
  4. Good job of trying to explain the difference in outlook. I've tried to tell people how it feels, but never get beyond incomprehension.The hard part is getting people to notice that brain chemistry can change important parts of who you are. It's true for everybody, but it's not very comforting, and if they don't want to get that, they can't get any of it.

    At which point comes the inevitable comment, “Yes, but I still don't see why you can't just pull yourself together.”

    And then the inevitable answer, “Aaaaargh.”

  5. My SAD starts in September…that's when students flood back into Boston. That means additional traffic and also students who think that roads are for walking and won't get the fuck out of the way.But I actually like the cooler weather…so that clears up some around now.

  6. Seconded on the St J's. Felt the blues coming on in September and started taking it then. To date, no Black Dog, no grinding fatigue and NO side effects. It's well worth a go but get the nod from your GP first to be on the safe side.

**Exercises**
1. In the comments on seasonal low mood, what month does the commenter who mentions Boston say their SAD starts?
2. Quote the comments on seasonal low mood word for word, between "4. Good job" and "get any of it.", inclusive.

**Material shown**
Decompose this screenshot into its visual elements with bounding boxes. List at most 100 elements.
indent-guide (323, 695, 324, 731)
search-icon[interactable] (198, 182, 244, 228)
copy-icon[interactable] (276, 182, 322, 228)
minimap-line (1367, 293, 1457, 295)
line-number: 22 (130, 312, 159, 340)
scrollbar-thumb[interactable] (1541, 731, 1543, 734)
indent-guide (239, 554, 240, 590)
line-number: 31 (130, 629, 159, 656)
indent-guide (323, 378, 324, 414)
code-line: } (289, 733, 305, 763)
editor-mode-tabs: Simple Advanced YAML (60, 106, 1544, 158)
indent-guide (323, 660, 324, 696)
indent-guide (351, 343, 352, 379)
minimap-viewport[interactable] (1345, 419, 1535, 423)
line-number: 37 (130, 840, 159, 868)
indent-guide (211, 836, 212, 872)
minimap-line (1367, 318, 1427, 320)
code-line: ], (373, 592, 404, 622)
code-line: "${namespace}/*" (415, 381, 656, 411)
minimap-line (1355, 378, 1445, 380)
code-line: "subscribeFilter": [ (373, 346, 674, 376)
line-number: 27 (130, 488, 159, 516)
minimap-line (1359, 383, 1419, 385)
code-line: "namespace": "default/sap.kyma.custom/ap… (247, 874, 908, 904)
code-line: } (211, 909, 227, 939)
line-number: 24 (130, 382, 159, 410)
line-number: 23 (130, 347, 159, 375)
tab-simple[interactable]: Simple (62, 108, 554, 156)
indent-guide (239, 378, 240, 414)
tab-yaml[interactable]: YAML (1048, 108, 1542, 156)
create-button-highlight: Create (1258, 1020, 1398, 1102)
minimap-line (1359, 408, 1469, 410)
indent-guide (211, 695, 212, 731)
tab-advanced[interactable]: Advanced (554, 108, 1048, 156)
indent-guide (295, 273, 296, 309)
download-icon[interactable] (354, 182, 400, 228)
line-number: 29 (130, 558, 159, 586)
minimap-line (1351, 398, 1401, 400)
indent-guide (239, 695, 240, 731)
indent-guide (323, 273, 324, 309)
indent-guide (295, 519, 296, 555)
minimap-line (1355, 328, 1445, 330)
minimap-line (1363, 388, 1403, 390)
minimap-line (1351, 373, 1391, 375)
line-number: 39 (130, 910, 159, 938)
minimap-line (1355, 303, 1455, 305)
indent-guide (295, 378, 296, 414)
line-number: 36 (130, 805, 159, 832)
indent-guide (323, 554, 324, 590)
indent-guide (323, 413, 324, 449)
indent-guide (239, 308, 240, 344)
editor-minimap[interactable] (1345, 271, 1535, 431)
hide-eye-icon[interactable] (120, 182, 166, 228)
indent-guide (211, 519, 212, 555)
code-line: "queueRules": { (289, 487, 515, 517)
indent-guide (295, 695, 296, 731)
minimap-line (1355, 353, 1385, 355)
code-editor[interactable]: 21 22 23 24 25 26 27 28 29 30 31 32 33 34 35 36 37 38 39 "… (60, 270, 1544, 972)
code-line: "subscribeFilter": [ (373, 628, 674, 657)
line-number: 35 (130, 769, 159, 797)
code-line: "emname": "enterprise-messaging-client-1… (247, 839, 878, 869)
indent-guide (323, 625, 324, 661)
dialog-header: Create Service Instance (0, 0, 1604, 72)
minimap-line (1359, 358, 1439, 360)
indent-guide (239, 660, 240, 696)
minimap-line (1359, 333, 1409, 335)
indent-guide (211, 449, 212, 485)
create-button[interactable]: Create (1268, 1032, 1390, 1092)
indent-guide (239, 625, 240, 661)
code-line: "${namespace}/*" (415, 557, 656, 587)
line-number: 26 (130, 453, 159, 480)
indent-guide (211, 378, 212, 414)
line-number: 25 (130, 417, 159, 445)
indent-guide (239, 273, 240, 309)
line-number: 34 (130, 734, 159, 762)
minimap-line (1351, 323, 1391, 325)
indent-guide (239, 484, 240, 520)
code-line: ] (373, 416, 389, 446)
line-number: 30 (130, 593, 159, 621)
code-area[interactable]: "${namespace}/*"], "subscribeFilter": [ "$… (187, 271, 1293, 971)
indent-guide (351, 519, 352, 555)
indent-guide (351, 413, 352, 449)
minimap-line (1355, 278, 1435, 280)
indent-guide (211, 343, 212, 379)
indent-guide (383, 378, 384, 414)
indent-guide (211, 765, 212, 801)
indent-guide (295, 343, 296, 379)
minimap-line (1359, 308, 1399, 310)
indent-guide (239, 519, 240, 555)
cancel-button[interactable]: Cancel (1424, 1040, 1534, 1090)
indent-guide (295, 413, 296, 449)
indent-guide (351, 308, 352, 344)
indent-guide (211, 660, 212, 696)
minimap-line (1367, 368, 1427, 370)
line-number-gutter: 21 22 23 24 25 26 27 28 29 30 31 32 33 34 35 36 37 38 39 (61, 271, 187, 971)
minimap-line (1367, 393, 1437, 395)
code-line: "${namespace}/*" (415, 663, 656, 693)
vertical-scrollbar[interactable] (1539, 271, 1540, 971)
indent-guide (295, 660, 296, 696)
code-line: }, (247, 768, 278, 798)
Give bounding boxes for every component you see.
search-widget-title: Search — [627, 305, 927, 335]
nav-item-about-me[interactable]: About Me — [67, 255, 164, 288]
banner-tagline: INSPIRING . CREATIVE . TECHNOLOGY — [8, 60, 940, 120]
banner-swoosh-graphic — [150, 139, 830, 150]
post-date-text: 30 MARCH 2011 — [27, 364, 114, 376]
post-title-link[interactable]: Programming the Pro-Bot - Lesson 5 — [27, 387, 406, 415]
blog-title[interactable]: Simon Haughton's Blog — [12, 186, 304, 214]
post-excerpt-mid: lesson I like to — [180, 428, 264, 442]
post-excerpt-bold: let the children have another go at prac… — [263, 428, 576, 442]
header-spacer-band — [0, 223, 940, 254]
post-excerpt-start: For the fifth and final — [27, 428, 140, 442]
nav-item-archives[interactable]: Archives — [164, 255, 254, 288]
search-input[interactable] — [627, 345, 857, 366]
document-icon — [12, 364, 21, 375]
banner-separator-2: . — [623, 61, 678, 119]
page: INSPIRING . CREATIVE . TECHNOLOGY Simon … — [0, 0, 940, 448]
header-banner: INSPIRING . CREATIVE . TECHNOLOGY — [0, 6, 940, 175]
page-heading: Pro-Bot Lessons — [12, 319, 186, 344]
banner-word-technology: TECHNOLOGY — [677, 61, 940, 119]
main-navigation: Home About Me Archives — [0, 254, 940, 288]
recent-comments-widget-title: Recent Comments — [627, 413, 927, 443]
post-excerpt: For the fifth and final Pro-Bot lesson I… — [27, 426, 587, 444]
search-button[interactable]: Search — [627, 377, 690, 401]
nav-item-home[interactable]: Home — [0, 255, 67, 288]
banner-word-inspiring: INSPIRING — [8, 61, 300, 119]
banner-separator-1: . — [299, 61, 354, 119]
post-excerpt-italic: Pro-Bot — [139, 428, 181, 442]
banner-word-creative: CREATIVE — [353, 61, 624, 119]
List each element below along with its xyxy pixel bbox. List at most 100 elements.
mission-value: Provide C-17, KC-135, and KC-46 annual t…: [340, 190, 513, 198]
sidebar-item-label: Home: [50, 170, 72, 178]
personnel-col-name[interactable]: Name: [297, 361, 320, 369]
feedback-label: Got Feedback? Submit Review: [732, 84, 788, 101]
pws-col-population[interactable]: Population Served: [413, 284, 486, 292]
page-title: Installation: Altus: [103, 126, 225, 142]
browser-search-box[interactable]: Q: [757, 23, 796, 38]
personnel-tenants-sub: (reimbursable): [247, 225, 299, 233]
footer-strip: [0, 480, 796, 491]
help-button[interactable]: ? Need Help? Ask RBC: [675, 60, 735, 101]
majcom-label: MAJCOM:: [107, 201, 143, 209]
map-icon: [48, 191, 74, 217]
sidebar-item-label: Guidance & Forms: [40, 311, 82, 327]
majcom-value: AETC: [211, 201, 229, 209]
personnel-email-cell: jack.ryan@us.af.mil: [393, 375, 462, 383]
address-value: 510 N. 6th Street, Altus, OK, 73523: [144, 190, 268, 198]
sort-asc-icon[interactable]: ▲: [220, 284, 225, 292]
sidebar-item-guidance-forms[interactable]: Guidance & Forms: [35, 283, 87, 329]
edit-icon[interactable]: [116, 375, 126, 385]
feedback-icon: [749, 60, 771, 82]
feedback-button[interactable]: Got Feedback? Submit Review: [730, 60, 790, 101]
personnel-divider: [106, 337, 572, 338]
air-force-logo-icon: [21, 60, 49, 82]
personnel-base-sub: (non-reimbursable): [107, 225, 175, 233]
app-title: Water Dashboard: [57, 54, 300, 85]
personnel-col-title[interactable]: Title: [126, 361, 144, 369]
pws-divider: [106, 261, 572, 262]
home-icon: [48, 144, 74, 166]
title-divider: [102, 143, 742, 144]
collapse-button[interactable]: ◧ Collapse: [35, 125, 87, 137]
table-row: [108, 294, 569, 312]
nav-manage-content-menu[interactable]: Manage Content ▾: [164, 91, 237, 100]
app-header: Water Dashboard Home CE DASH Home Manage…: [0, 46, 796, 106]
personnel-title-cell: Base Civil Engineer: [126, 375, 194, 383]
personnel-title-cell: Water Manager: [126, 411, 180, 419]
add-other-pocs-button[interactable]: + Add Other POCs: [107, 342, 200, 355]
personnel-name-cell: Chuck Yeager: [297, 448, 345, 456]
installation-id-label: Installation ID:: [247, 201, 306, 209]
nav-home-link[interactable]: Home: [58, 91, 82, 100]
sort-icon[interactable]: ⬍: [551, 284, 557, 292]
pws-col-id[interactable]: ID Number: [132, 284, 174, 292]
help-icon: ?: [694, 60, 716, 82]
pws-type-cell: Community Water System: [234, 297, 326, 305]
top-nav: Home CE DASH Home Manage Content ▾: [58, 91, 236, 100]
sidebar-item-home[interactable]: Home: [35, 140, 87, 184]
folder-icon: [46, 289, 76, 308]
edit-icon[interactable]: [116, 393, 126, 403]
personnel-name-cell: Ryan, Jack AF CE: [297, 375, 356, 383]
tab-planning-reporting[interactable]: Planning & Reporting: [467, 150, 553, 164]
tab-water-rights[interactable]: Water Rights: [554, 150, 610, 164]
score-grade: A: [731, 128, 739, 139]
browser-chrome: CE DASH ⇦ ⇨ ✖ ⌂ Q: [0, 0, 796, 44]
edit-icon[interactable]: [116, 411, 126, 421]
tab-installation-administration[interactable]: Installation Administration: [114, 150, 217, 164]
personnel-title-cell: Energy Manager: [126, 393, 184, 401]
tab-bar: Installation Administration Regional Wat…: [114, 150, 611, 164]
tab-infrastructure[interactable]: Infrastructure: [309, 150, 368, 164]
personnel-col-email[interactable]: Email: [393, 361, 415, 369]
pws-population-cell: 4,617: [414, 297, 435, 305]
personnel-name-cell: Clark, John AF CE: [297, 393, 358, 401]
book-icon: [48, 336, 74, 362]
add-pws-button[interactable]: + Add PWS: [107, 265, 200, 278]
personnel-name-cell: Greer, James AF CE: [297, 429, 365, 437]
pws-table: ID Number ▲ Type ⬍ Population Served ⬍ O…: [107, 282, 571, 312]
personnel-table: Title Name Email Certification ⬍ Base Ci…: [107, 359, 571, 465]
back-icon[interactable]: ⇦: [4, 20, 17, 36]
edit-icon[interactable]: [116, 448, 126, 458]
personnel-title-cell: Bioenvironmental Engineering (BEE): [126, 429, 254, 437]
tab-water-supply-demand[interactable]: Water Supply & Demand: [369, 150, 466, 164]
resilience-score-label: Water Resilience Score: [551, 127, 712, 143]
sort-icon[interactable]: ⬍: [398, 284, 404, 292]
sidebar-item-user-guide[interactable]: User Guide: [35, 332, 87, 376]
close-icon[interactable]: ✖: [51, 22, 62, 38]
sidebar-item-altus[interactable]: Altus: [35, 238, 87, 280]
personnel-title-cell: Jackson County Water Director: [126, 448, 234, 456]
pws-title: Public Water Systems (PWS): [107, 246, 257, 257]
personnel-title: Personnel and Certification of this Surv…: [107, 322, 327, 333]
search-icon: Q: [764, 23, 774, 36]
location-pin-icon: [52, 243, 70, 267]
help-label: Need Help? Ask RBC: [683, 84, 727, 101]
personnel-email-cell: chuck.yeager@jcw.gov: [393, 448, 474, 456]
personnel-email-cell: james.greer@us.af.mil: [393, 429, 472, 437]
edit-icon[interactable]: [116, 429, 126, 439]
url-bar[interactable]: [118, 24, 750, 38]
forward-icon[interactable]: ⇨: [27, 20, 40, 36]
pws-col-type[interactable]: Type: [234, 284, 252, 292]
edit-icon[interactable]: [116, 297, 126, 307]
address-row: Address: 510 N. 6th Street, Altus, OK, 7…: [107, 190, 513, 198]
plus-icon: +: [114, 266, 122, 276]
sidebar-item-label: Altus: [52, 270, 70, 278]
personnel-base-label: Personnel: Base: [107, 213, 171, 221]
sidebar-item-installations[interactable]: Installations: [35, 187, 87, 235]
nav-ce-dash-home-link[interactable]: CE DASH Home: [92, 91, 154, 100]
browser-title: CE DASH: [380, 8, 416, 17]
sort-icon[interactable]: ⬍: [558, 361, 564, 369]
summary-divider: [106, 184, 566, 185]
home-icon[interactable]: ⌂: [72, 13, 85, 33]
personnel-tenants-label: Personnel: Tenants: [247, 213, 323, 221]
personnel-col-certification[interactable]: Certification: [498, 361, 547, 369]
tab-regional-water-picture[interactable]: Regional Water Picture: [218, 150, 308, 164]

**Answers for the exercise**
1. September

2.
4. Good job of trying to explain the difference in outlook. I've tried to tell people how it feels, but never get beyond incomprehension.The hard part is getting people to notice that brain chemistry can change important parts of who you are. It's true for everybody, but it's not very comforting, and if they don't want to get that, they can't get any of it.